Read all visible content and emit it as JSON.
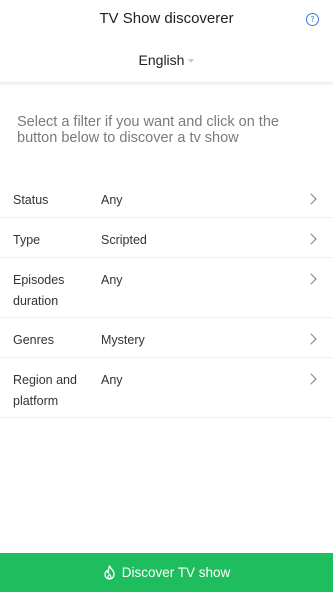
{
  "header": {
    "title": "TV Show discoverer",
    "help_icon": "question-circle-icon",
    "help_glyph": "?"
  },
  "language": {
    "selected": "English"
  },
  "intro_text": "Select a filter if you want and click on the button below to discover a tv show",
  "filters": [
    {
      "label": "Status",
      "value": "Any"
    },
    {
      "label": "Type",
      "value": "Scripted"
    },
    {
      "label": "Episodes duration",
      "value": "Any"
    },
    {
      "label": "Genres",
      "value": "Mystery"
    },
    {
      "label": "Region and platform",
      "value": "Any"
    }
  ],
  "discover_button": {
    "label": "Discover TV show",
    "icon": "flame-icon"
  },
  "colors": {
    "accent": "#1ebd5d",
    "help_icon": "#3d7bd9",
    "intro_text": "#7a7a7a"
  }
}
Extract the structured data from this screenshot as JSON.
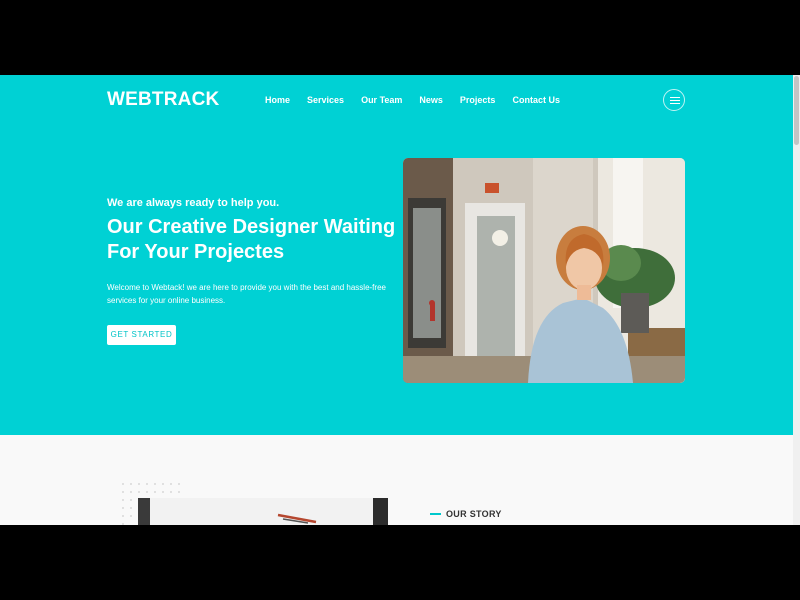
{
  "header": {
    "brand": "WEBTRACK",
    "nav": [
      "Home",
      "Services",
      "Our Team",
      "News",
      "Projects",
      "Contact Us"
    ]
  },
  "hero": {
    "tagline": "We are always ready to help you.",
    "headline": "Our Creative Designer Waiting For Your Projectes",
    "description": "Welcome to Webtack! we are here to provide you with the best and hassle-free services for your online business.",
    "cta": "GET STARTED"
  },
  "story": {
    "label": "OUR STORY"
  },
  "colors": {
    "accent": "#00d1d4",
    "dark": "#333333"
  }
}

What this task involves: Each entry should be repeated exactly as it appears; the pictures stay out.

Full output:
Read all visible content and emit it as JSON.
{
  "header": {
    "title": "TV Show discoverer",
    "help_icon": "question-circle-icon",
    "help_glyph": "?"
  },
  "language": {
    "selected": "English"
  },
  "intro_text": "Select a filter if you want and click on the button below to discover a tv show",
  "filters": [
    {
      "label": "Status",
      "value": "Any"
    },
    {
      "label": "Type",
      "value": "Scripted"
    },
    {
      "label": "Episodes duration",
      "value": "Any"
    },
    {
      "label": "Genres",
      "value": "Mystery"
    },
    {
      "label": "Region and platform",
      "value": "Any"
    }
  ],
  "discover_button": {
    "label": "Discover TV show",
    "icon": "flame-icon"
  },
  "colors": {
    "accent": "#1ebd5d",
    "help_icon": "#3d7bd9",
    "intro_text": "#7a7a7a"
  }
}
Extract the structured data from this screenshot as JSON.
{
  "header": {
    "brand": "WEBTRACK",
    "nav": [
      "Home",
      "Services",
      "Our Team",
      "News",
      "Projects",
      "Contact Us"
    ]
  },
  "hero": {
    "tagline": "We are always ready to help you.",
    "headline": "Our Creative Designer Waiting For Your Projectes",
    "description": "Welcome to Webtack! we are here to provide you with the best and hassle-free services for your online business.",
    "cta": "GET STARTED"
  },
  "story": {
    "label": "OUR STORY"
  },
  "colors": {
    "accent": "#00d1d4",
    "dark": "#333333"
  }
}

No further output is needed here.